Task prompt:
Can you find the lines of the listing that include "Mailingliste" and copy every one?

Provided entries:

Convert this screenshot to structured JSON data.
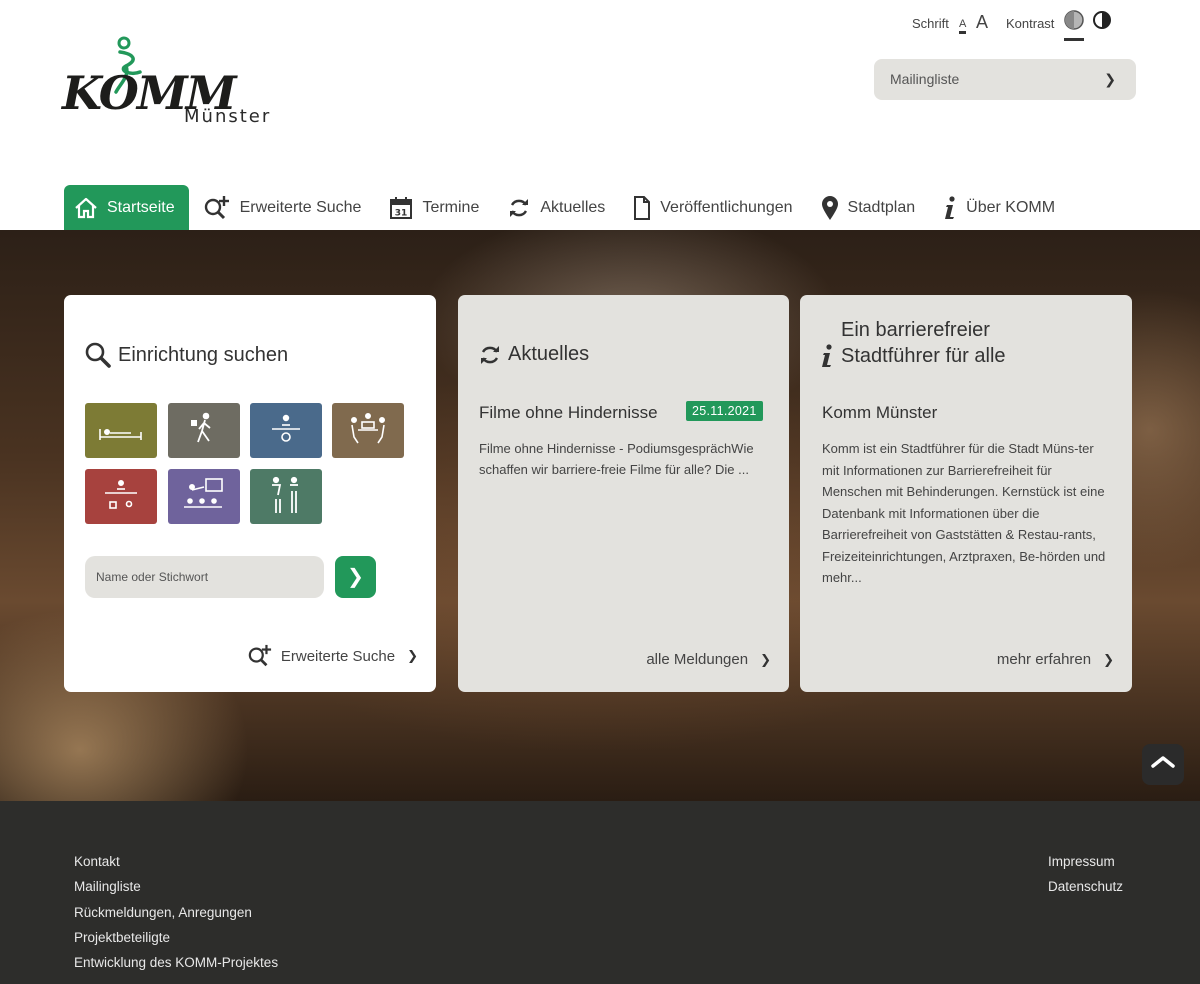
{
  "header": {
    "logo_text": "KOMM",
    "logo_sub": "Münster",
    "font_label": "Schrift",
    "font_small": "A",
    "font_large": "A",
    "contrast_label": "Kontrast",
    "mailing_label": "Mailingliste",
    "mailing_chevron": "❯"
  },
  "nav": {
    "items": [
      {
        "label": "Startseite",
        "icon": "home-icon",
        "active": true
      },
      {
        "label": "Erweiterte Suche",
        "icon": "search-plus-icon"
      },
      {
        "label": "Termine",
        "icon": "calendar-icon"
      },
      {
        "label": "Aktuelles",
        "icon": "refresh-icon"
      },
      {
        "label": "Veröffentlichungen",
        "icon": "document-icon"
      },
      {
        "label": "Stadtplan",
        "icon": "map-pin-icon"
      },
      {
        "label": "Über KOMM",
        "icon": "info-icon"
      }
    ]
  },
  "search_card": {
    "title": "Einrichtung suchen",
    "categories": [
      {
        "name": "Unterkunft",
        "color": "#7d7b35"
      },
      {
        "name": "Freizeit",
        "color": "#6e6c62"
      },
      {
        "name": "Behörde",
        "color": "#4a6a8b"
      },
      {
        "name": "Gastronomie",
        "color": "#806a4e"
      },
      {
        "name": "Gesundheit",
        "color": "#a7423e"
      },
      {
        "name": "Bildung",
        "color": "#6f639c"
      },
      {
        "name": "Toiletten",
        "color": "#4e7a66"
      }
    ],
    "placeholder": "Name oder Stichwort",
    "submit": "❯",
    "link": "Erweiterte Suche",
    "link_chevron": "❯"
  },
  "news_card": {
    "title": "Aktuelles",
    "headline": "Filme ohne Hindernisse",
    "date": "25.11.2021",
    "body": "Filme ohne Hindernisse - PodiumsgesprächWie schaffen wir barriere-freie Filme für alle? Die ...",
    "link": "alle Meldungen",
    "link_chevron": "❯"
  },
  "info_card": {
    "title_line1": "Ein barrierefreier",
    "title_line2": "Stadtführer für alle",
    "headline": "Komm Münster",
    "body": "Komm ist ein Stadtführer für die Stadt Müns-ter mit Informationen zur Barrierefreiheit für Menschen mit Behinderungen. Kernstück ist eine Datenbank mit Informationen über die Barrierefreiheit von Gaststätten & Restau-rants, Freizeiteinrichtungen, Arztpraxen, Be-hörden und mehr...",
    "link": "mehr erfahren",
    "link_chevron": "❯"
  },
  "scroll_top": "︿",
  "footer": {
    "left": [
      "Kontakt",
      "Mailingliste",
      "Rückmeldungen, Anregungen",
      "Projektbeteiligte",
      "Entwicklung des KOMM-Projektes"
    ],
    "right": [
      "Impressum",
      "Datenschutz"
    ]
  },
  "colors": {
    "accent": "#22985a",
    "card_gray": "#e3e2de",
    "footer": "#2d2d2b"
  }
}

Response to the exercise:
    "mailing_label": "Mailingliste",
      "Mailingliste",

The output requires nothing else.